* begin MATERIAL PROVIDED *

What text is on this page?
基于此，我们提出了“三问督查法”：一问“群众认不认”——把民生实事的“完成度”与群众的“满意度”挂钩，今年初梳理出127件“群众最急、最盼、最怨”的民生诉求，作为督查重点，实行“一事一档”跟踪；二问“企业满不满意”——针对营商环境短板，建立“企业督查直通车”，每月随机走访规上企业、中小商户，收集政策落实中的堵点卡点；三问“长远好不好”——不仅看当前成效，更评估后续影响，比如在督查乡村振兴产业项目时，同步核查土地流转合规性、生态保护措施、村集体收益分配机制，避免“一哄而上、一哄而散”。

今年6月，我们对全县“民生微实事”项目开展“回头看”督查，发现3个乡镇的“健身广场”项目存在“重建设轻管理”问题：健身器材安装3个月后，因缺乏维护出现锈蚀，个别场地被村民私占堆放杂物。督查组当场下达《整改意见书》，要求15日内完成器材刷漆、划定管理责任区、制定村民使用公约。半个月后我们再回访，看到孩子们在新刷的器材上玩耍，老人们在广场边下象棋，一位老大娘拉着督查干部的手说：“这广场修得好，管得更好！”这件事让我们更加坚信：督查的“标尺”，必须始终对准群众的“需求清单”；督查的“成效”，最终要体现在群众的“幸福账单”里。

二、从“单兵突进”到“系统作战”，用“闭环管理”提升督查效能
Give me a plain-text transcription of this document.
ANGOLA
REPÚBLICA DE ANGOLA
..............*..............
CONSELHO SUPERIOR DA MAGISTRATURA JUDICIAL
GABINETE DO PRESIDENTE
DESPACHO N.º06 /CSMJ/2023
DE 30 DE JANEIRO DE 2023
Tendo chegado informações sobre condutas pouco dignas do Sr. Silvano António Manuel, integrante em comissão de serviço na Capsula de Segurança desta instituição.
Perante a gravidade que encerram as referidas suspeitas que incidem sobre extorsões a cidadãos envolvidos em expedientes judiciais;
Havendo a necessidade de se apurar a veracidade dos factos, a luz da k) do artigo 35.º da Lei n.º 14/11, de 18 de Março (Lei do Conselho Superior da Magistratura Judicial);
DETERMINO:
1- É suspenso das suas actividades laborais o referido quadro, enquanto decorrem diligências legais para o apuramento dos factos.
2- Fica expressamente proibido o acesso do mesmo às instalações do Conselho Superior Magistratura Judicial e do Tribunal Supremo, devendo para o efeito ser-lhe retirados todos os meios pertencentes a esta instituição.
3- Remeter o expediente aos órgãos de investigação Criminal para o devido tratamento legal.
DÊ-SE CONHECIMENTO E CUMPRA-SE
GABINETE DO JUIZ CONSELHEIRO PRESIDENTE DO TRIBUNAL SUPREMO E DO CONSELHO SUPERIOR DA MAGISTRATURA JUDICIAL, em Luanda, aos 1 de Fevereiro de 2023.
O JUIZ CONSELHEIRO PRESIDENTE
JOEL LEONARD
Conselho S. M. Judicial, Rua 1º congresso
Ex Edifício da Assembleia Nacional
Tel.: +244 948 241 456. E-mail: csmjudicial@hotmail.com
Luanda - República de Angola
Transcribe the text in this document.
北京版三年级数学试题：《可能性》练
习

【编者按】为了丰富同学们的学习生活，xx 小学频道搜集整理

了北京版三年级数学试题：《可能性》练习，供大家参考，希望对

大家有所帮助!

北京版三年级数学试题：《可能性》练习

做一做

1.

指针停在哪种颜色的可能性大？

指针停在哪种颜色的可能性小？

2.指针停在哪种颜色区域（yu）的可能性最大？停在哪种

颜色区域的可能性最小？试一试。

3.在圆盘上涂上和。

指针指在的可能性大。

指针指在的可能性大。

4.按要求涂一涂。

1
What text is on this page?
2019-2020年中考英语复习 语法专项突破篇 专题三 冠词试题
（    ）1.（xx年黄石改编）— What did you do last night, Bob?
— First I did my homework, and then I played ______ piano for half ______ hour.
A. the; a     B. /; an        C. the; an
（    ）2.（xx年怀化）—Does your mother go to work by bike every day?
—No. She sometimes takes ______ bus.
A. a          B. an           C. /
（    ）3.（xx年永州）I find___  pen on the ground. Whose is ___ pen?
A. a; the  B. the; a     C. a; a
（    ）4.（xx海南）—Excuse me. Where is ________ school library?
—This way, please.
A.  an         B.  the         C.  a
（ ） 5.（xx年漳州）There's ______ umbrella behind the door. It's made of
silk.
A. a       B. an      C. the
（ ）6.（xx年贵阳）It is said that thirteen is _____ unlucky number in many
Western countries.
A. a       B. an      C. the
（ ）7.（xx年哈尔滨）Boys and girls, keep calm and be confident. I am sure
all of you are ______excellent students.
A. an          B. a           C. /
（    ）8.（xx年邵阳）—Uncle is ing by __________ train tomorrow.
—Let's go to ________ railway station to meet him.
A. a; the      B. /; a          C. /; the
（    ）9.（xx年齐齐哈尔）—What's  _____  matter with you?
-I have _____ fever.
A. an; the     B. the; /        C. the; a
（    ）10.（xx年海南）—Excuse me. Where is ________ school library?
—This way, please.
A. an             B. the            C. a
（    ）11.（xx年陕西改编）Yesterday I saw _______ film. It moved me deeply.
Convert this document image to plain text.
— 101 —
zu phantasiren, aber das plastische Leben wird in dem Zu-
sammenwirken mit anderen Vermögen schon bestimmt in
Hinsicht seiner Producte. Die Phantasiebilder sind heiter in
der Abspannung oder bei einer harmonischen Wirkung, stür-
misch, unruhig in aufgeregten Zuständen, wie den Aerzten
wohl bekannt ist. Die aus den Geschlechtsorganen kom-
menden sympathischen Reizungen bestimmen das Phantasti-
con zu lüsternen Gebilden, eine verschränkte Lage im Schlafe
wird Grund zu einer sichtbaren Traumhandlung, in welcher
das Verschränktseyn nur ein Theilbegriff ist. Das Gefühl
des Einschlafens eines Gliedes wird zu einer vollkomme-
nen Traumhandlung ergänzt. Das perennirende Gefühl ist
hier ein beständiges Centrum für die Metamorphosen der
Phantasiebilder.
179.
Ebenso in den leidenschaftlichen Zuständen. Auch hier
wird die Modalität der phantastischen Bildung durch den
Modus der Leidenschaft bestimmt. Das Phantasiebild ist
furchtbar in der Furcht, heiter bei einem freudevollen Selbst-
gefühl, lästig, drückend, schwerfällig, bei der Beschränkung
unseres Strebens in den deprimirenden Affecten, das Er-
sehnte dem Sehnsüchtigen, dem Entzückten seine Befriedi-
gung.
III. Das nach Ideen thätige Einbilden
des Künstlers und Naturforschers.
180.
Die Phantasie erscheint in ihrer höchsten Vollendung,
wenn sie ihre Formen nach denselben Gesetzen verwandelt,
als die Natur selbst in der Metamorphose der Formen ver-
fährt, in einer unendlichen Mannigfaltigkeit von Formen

* end MATERIAL PROVIDED *

__EXERCISE PROMPT__: Quote the listing in full, please, keeping every line exact.

__RESULT OF THIS EXERCISE__:
What text is on this page?
基于此，我们提出了“三问督查法”：一问“群众认不认”——把民生实事的“完成度”与群众的“满意度”挂钩，今年初梳理出127件“群众最急、最盼、最怨”的民生诉求，作为督查重点，实行“一事一档”跟踪；二问“企业满不满意”——针对营商环境短板，建立“企业督查直通车”，每月随机走访规上企业、中小商户，收集政策落实中的堵点卡点；三问“长远好不好”——不仅看当前成效，更评估后续影响，比如在督查乡村振兴产业项目时，同步核查土地流转合规性、生态保护措施、村集体收益分配机制，避免“一哄而上、一哄而散”。

今年6月，我们对全县“民生微实事”项目开展“回头看”督查，发现3个乡镇的“健身广场”项目存在“重建设轻管理”问题：健身器材安装3个月后，因缺乏维护出现锈蚀，个别场地被村民私占堆放杂物。督查组当场下达《整改意见书》，要求15日内完成器材刷漆、划定管理责任区、制定村民使用公约。半个月后我们再回访，看到孩子们在新刷的器材上玩耍，老人们在广场边下象棋，一位老大娘拉着督查干部的手说：“这广场修得好，管得更好！”这件事让我们更加坚信：督查的“标尺”，必须始终对准群众的“需求清单”；督查的“成效”，最终要体现在群众的“幸福账单”里。

二、从“单兵突进”到“系统作战”，用“闭环管理”提升督查效能
Give me a plain-text transcription of this document.
ANGOLA
REPÚBLICA DE ANGOLA
..............*..............
CONSELHO SUPERIOR DA MAGISTRATURA JUDICIAL
GABINETE DO PRESIDENTE
DESPACHO N.º06 /CSMJ/2023
DE 30 DE JANEIRO DE 2023
Tendo chegado informações sobre condutas pouco dignas do Sr. Silvano António Manuel, integrante em comissão de serviço na Capsula de Segurança desta instituição.
Perante a gravidade que encerram as referidas suspeitas que incidem sobre extorsões a cidadãos envolvidos em expedientes judiciais;
Havendo a necessidade de se apurar a veracidade dos factos, a luz da k) do artigo 35.º da Lei n.º 14/11, de 18 de Março (Lei do Conselho Superior da Magistratura Judicial);
DETERMINO:
1- É suspenso das suas actividades laborais o referido quadro, enquanto decorrem diligências legais para o apuramento dos factos.
2- Fica expressamente proibido o acesso do mesmo às instalações do Conselho Superior Magistratura Judicial e do Tribunal Supremo, devendo para o efeito ser-lhe retirados todos os meios pertencentes a esta instituição.
3- Remeter o expediente aos órgãos de investigação Criminal para o devido tratamento legal.
DÊ-SE CONHECIMENTO E CUMPRA-SE
GABINETE DO JUIZ CONSELHEIRO PRESIDENTE DO TRIBUNAL SUPREMO E DO CONSELHO SUPERIOR DA MAGISTRATURA JUDICIAL, em Luanda, aos 1 de Fevereiro de 2023.
O JUIZ CONSELHEIRO PRESIDENTE
JOEL LEONARD
Conselho S. M. Judicial, Rua 1º congresso
Ex Edifício da Assembleia Nacional
Tel.: +244 948 241 456. E-mail: csmjudicial@hotmail.com
Luanda - República de Angola
Transcribe the text in this document.
北京版三年级数学试题：《可能性》练
习

【编者按】为了丰富同学们的学习生活，xx 小学频道搜集整理

了北京版三年级数学试题：《可能性》练习，供大家参考，希望对

大家有所帮助!

北京版三年级数学试题：《可能性》练习

做一做

1.

指针停在哪种颜色的可能性大？

指针停在哪种颜色的可能性小？

2.指针停在哪种颜色区域（yu）的可能性最大？停在哪种

颜色区域的可能性最小？试一试。

3.在圆盘上涂上和。

指针指在的可能性大。

指针指在的可能性大。

4.按要求涂一涂。

1
What text is on this page?
2019-2020年中考英语复习 语法专项突破篇 专题三 冠词试题
（    ）1.（xx年黄石改编）— What did you do last night, Bob?
— First I did my homework, and then I played ______ piano for half ______ hour.
A. the; a     B. /; an        C. the; an
（    ）2.（xx年怀化）—Does your mother go to work by bike every day?
—No. She sometimes takes ______ bus.
A. a          B. an           C. /
（    ）3.（xx年永州）I find___  pen on the ground. Whose is ___ pen?
A. a; the  B. the; a     C. a; a
（    ）4.（xx海南）—Excuse me. Where is ________ school library?
—This way, please.
A.  an         B.  the         C.  a
（ ） 5.（xx年漳州）There's ______ umbrella behind the door. It's made of
silk.
A. a       B. an      C. the
（ ）6.（xx年贵阳）It is said that thirteen is _____ unlucky number in many
Western countries.
A. a       B. an      C. the
（ ）7.（xx年哈尔滨）Boys and girls, keep calm and be confident. I am sure
all of you are ______excellent students.
A. an          B. a           C. /
（    ）8.（xx年邵阳）—Uncle is ing by __________ train tomorrow.
—Let's go to ________ railway station to meet him.
A. a; the      B. /; a          C. /; the
（    ）9.（xx年齐齐哈尔）—What's  _____  matter with you?
-I have _____ fever.
A. an; the     B. the; /        C. the; a
（    ）10.（xx年海南）—Excuse me. Where is ________ school library?
—This way, please.
A. an             B. the            C. a
（    ）11.（xx年陕西改编）Yesterday I saw _______ film. It moved me deeply.
Convert this document image to plain text.
— 101 —
zu phantasiren, aber das plastische Leben wird in dem Zu-
sammenwirken mit anderen Vermögen schon bestimmt in
Hinsicht seiner Producte. Die Phantasiebilder sind heiter in
der Abspannung oder bei einer harmonischen Wirkung, stür-
misch, unruhig in aufgeregten Zuständen, wie den Aerzten
wohl bekannt ist. Die aus den Geschlechtsorganen kom-
menden sympathischen Reizungen bestimmen das Phantasti-
con zu lüsternen Gebilden, eine verschränkte Lage im Schlafe
wird Grund zu einer sichtbaren Traumhandlung, in welcher
das Verschränktseyn nur ein Theilbegriff ist. Das Gefühl
des Einschlafens eines Gliedes wird zu einer vollkomme-
nen Traumhandlung ergänzt. Das perennirende Gefühl ist
hier ein beständiges Centrum für die Metamorphosen der
Phantasiebilder.
179.
Ebenso in den leidenschaftlichen Zuständen. Auch hier
wird die Modalität der phantastischen Bildung durch den
Modus der Leidenschaft bestimmt. Das Phantasiebild ist
furchtbar in der Furcht, heiter bei einem freudevollen Selbst-
gefühl, lästig, drückend, schwerfällig, bei der Beschränkung
unseres Strebens in den deprimirenden Affecten, das Er-
sehnte dem Sehnsüchtigen, dem Entzückten seine Befriedi-
gung.
III. Das nach Ideen thätige Einbilden
des Künstlers und Naturforschers.
180.
Die Phantasie erscheint in ihrer höchsten Vollendung,
wenn sie ihre Formen nach denselben Gesetzen verwandelt,
als die Natur selbst in der Metamorphose der Formen ver-
fährt, in einer unendlichen Mannigfaltigkeit von Formen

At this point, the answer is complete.